Dataset records:
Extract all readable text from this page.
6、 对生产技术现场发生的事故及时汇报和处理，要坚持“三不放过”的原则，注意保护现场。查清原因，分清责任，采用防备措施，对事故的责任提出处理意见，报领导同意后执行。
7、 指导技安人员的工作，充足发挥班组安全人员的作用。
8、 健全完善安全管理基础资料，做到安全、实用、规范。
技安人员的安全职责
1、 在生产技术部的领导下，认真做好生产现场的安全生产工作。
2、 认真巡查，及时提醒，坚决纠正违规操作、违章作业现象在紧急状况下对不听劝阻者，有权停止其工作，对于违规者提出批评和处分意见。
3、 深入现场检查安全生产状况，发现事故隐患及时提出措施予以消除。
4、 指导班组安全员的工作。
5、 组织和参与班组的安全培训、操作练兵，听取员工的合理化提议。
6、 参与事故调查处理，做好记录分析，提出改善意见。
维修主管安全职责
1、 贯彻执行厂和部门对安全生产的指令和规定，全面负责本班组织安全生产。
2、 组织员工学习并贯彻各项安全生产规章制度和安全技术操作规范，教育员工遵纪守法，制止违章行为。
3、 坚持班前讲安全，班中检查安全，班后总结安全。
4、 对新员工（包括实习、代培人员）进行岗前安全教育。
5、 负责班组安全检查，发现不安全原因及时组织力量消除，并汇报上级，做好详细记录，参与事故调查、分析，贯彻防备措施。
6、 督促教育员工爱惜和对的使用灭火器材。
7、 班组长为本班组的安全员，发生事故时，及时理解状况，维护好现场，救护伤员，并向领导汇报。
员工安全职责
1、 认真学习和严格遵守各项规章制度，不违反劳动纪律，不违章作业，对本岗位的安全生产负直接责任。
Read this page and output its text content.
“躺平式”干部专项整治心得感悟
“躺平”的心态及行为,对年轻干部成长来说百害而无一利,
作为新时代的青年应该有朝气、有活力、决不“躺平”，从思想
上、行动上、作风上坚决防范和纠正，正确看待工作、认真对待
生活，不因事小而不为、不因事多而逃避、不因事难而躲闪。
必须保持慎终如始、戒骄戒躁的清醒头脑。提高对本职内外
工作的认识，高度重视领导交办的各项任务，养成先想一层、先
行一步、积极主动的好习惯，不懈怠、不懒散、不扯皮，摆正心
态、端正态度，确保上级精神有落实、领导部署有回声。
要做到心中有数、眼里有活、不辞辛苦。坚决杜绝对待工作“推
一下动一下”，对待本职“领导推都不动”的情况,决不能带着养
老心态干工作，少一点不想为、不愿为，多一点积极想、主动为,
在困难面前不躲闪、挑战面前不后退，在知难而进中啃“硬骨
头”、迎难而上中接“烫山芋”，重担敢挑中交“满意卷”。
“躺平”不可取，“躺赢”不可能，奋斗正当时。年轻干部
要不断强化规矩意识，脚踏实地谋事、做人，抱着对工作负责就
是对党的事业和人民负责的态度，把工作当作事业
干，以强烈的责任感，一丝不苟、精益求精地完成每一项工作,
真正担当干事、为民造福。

Task instructions: Output the records verbatim, from the first line to the last.

Exercise response:
Extract all readable text from this page.
6、 对生产技术现场发生的事故及时汇报和处理，要坚持“三不放过”的原则，注意保护现场。查清原因，分清责任，采用防备措施，对事故的责任提出处理意见，报领导同意后执行。
7、 指导技安人员的工作，充足发挥班组安全人员的作用。
8、 健全完善安全管理基础资料，做到安全、实用、规范。
技安人员的安全职责
1、 在生产技术部的领导下，认真做好生产现场的安全生产工作。
2、 认真巡查，及时提醒，坚决纠正违规操作、违章作业现象在紧急状况下对不听劝阻者，有权停止其工作，对于违规者提出批评和处分意见。
3、 深入现场检查安全生产状况，发现事故隐患及时提出措施予以消除。
4、 指导班组安全员的工作。
5、 组织和参与班组的安全培训、操作练兵，听取员工的合理化提议。
6、 参与事故调查处理，做好记录分析，提出改善意见。
维修主管安全职责
1、 贯彻执行厂和部门对安全生产的指令和规定，全面负责本班组织安全生产。
2、 组织员工学习并贯彻各项安全生产规章制度和安全技术操作规范，教育员工遵纪守法，制止违章行为。
3、 坚持班前讲安全，班中检查安全，班后总结安全。
4、 对新员工（包括实习、代培人员）进行岗前安全教育。
5、 负责班组安全检查，发现不安全原因及时组织力量消除，并汇报上级，做好详细记录，参与事故调查、分析，贯彻防备措施。
6、 督促教育员工爱惜和对的使用灭火器材。
7、 班组长为本班组的安全员，发生事故时，及时理解状况，维护好现场，救护伤员，并向领导汇报。
员工安全职责
1、 认真学习和严格遵守各项规章制度，不违反劳动纪律，不违章作业，对本岗位的安全生产负直接责任。
Read this page and output its text content.
“躺平式”干部专项整治心得感悟
“躺平”的心态及行为,对年轻干部成长来说百害而无一利,
作为新时代的青年应该有朝气、有活力、决不“躺平”，从思想
上、行动上、作风上坚决防范和纠正，正确看待工作、认真对待
生活，不因事小而不为、不因事多而逃避、不因事难而躲闪。
必须保持慎终如始、戒骄戒躁的清醒头脑。提高对本职内外
工作的认识，高度重视领导交办的各项任务，养成先想一层、先
行一步、积极主动的好习惯，不懈怠、不懒散、不扯皮，摆正心
态、端正态度，确保上级精神有落实、领导部署有回声。
要做到心中有数、眼里有活、不辞辛苦。坚决杜绝对待工作“推
一下动一下”，对待本职“领导推都不动”的情况,决不能带着养
老心态干工作，少一点不想为、不愿为，多一点积极想、主动为,
在困难面前不躲闪、挑战面前不后退，在知难而进中啃“硬骨
头”、迎难而上中接“烫山芋”，重担敢挑中交“满意卷”。
“躺平”不可取，“躺赢”不可能，奋斗正当时。年轻干部
要不断强化规矩意识，脚踏实地谋事、做人，抱着对工作负责就
是对党的事业和人民负责的态度，把工作当作事业
干，以强烈的责任感，一丝不苟、精益求精地完成每一项工作,
真正担当干事、为民造福。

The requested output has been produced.